-- REQUEST 1 --
Give every phrase that the commentary on Obama's radical associations puts inside quotation marks.
-- REQUEST 2 --
Turn the stretch of the listing from the line containing "tke-point <box>139 423 148 431</box>" through the line containing "velocity-point <box>425 336 433 343</box>" into a numbered list, omitting any blank lines.

-- DOCUMENT SECTION --
- - -
The mainstream press steadfastly refuses to delve into Barack Obama’s radicalism, his Leftist revolutionary collaboration with self-identified communists from Frank Marshall Davis to Bill Ayers. The McCain campaign, moreover, has contributed mightily to the whitewash by ineptly seizing on the issue’s least important aspect: Obama’s abject dishonesty about the depth of his relationships with committed Leftists — e.g., the portrayal of Ayers as just “a guy who lives in my neighborhood.”
(Petrified of being smeared as a racist, McCain has never mentioned Davis, whom Obama identifies only as “Frank” in his memoir. And, of course, utterance of Jeremiah Wright’s name is verboten in McCain circles, notwithstanding that his Trinity Church, where Obama was a 20-year member, is a font of Marxist Black Liberation Theology and thus critical to our understanding of Obama’s invocations of “change” and “spreading the wealth.”)
With what little media oxygen there has been sucked out by the largely uninformative discussion of Ayers (and his wife and Weather Underground ally, Bernadine Dohrn) — in which the mantra “unrepentant terrorist” has been a pale substitute for the critical matter of the Ayers’s ideology that Obama plainly shares — much has been missed. Significantly, that includes another key Obama contact, Mike Klonsky.
Here’s what you need to know. Klonsky is an unabashed communist whose current mission is to spread Marxist ideology in the American classroom. Obama funded him to the tune of nearly $2 million. Obama, moreover, gave Klonsky a broad platform to broadcast his ideas: a “social justice” blog on the official Obama campaign website.
To be clear, as it seems always necessary to repeat when Obamaniacs, in their best Saul Alinsky tradition, shout down the opposition: This is not about guilt by association. The issue is not that Obama knows Klonsky … or Ayers … or Dohrn … or Wright … or Rashid Khalidi …
The issue is that Obama promoted and collaborated with these anti-American radicals. The issue is that he shared their ideology.
- - -
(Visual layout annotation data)
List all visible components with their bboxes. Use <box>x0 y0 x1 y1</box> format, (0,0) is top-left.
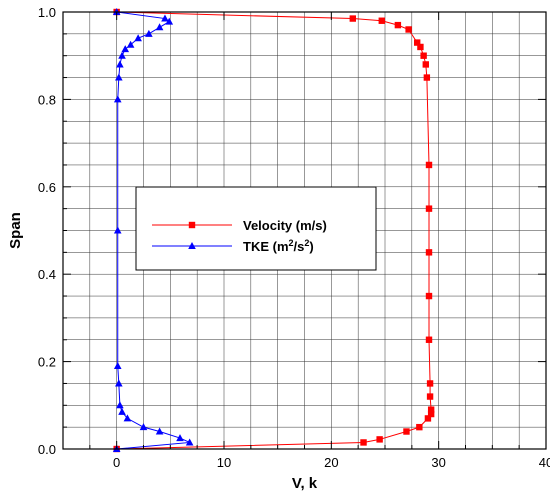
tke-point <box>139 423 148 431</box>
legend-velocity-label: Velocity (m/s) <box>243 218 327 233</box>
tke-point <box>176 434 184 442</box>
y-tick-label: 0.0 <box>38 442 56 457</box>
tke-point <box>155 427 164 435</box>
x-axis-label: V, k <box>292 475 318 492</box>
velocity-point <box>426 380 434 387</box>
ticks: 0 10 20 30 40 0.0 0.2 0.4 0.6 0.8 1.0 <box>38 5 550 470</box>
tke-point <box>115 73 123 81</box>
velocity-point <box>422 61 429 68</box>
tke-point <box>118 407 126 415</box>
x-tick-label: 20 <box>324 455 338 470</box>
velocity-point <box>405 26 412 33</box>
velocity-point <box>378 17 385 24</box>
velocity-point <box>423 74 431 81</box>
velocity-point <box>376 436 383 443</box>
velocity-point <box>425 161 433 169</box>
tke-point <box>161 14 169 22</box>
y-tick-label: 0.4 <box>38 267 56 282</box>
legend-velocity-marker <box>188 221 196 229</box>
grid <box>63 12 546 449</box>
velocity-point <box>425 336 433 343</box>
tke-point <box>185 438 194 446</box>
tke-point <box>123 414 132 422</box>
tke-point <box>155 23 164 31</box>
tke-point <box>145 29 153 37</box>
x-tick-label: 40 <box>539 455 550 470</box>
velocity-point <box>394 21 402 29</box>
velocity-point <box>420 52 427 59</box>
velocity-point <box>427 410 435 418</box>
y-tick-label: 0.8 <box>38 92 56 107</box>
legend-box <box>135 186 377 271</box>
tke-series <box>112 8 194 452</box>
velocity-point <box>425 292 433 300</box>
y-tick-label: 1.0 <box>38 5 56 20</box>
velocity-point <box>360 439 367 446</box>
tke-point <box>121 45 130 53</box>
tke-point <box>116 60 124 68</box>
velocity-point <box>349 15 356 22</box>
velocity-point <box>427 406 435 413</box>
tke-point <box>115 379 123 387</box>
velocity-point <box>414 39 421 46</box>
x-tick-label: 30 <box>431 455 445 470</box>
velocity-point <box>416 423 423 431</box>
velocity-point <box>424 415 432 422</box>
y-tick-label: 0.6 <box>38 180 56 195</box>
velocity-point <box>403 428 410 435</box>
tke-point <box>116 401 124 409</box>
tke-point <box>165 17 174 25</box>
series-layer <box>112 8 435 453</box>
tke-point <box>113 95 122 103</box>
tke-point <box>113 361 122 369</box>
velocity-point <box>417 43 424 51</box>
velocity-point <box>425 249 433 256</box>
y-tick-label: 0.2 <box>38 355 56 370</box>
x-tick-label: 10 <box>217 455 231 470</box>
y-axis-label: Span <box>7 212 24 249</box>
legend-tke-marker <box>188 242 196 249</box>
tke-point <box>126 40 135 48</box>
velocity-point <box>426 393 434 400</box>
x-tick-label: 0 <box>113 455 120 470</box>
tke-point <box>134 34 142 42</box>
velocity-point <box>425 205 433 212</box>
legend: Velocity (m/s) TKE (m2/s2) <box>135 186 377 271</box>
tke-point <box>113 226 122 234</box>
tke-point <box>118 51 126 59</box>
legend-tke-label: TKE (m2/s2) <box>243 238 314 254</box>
- - -
-- CORRECT RESULT 1 --
- a guy who lives in my neighborhood
- Frank
- change
- spreading the wealth
- unrepentant terrorist
- social justice

-- CORRECT RESULT 2 --
1. tke-point <box>139 423 148 431</box>
2. legend-velocity-label: Velocity (m/s) <box>243 218 327 233</box>
3. tke-point <box>176 434 184 442</box>
4. y-tick-label: 0.0 <box>38 442 56 457</box>
5. tke-point <box>155 427 164 435</box>
6. x-axis-label: V, k <box>292 475 318 492</box>
7. velocity-point <box>426 380 434 387</box>
8. ticks: 0 10 20 30 40 0.0 0.2 0.4 0.6 0.8 1.0 <box>38 5 550 470</box>
9. tke-point <box>115 73 123 81</box>
10. velocity-point <box>422 61 429 68</box>
11. tke-point <box>118 407 126 415</box>
12. x-tick-label: 20 <box>324 455 338 470</box>
13. velocity-point <box>405 26 412 33</box>
14. velocity-point <box>378 17 385 24</box>
15. velocity-point <box>423 74 431 81</box>
16. velocity-point <box>376 436 383 443</box>
17. velocity-point <box>425 161 433 169</box>
18. tke-point <box>161 14 169 22</box>
19. y-tick-label: 0.4 <box>38 267 56 282</box>
20. legend-velocity-marker <box>188 221 196 229</box>
21. grid <box>63 12 546 449</box>
22. velocity-point <box>425 336 433 343</box>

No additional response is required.